> **Goal**
Select and reproduce each line of the listing below that bears the string "down".

> **Given data**
* begin *
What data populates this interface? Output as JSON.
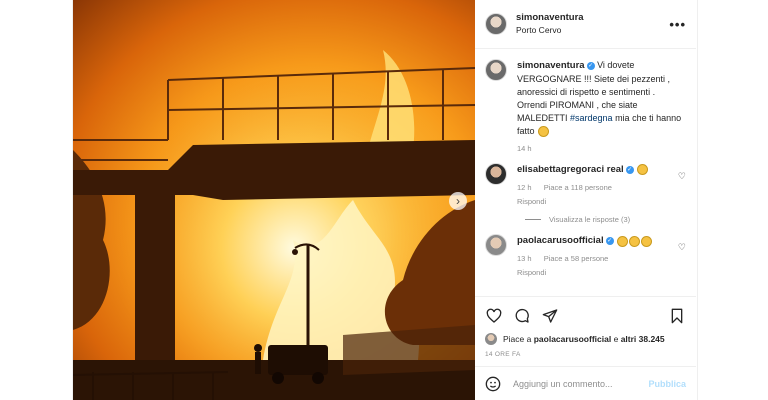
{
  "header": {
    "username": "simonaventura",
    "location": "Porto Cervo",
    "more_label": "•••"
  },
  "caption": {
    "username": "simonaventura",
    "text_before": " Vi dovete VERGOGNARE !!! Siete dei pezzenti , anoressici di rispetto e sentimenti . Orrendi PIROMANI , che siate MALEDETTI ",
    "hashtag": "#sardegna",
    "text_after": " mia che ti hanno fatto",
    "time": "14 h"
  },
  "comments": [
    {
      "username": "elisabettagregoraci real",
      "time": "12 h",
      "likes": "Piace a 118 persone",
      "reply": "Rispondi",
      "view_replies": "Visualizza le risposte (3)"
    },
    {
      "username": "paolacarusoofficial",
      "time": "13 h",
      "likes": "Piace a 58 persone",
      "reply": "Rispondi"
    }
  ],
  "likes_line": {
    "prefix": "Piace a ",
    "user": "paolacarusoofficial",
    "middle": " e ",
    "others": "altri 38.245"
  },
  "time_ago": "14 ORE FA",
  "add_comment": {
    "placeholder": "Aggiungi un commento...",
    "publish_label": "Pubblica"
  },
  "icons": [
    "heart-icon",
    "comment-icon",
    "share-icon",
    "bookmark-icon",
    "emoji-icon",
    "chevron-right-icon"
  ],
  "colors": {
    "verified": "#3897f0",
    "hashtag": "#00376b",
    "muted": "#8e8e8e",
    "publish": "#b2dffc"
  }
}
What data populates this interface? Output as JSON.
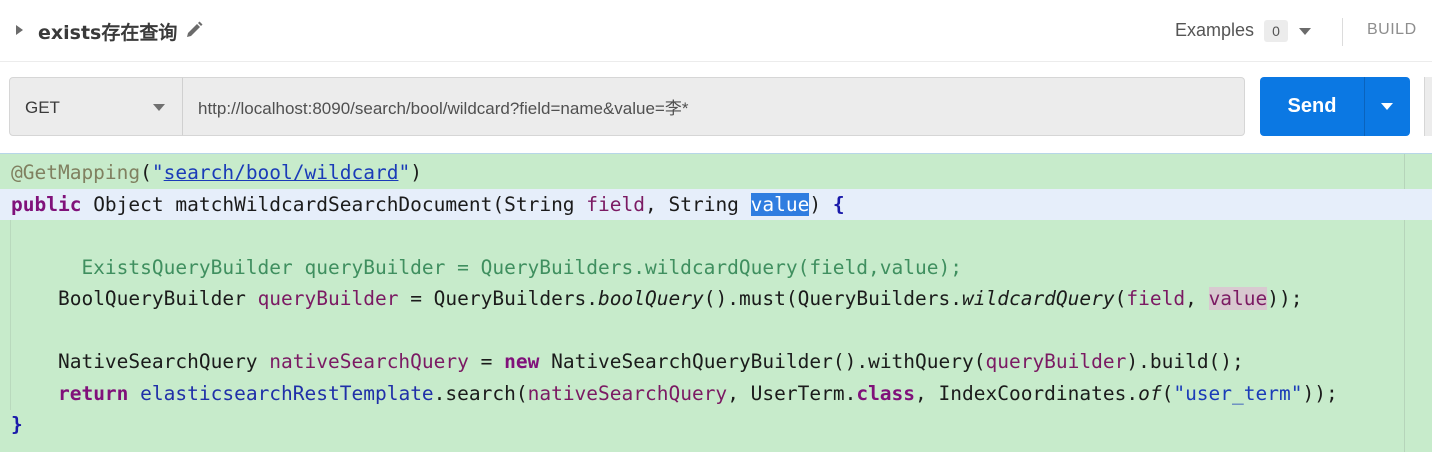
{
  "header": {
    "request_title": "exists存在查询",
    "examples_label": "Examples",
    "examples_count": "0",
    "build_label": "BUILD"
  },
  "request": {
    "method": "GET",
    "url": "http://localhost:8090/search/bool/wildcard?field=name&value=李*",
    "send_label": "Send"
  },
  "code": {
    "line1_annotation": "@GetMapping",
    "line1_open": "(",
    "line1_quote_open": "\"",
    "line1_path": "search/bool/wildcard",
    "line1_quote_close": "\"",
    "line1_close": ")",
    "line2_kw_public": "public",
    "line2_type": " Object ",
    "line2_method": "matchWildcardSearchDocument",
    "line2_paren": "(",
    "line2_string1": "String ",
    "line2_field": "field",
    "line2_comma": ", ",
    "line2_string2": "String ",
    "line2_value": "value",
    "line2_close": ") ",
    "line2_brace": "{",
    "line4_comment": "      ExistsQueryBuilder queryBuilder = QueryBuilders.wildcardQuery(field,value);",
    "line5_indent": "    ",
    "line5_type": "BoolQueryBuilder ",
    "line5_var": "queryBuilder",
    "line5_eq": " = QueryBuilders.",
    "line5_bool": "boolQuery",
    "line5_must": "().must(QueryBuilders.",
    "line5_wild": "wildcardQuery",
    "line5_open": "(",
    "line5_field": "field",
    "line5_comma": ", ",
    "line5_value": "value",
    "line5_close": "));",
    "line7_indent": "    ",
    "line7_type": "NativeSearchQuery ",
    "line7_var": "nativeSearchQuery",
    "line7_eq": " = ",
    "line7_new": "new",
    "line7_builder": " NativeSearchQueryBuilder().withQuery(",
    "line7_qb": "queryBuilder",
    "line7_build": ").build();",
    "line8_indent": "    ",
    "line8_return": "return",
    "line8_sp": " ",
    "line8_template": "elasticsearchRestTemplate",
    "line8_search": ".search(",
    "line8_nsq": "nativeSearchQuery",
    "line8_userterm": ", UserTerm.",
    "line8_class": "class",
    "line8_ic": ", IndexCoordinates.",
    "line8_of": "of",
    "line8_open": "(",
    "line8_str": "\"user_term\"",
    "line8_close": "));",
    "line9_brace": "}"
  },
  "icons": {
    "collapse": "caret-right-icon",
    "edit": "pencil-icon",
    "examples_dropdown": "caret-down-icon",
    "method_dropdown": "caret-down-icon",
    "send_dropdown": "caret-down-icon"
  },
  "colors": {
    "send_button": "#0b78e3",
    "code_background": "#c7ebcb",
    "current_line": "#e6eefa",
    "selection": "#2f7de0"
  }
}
* end *
> **Task response**
    "examples_dropdown": "caret-down-icon",
    "method_dropdown": "caret-down-icon",
    "send_dropdown": "caret-down-icon"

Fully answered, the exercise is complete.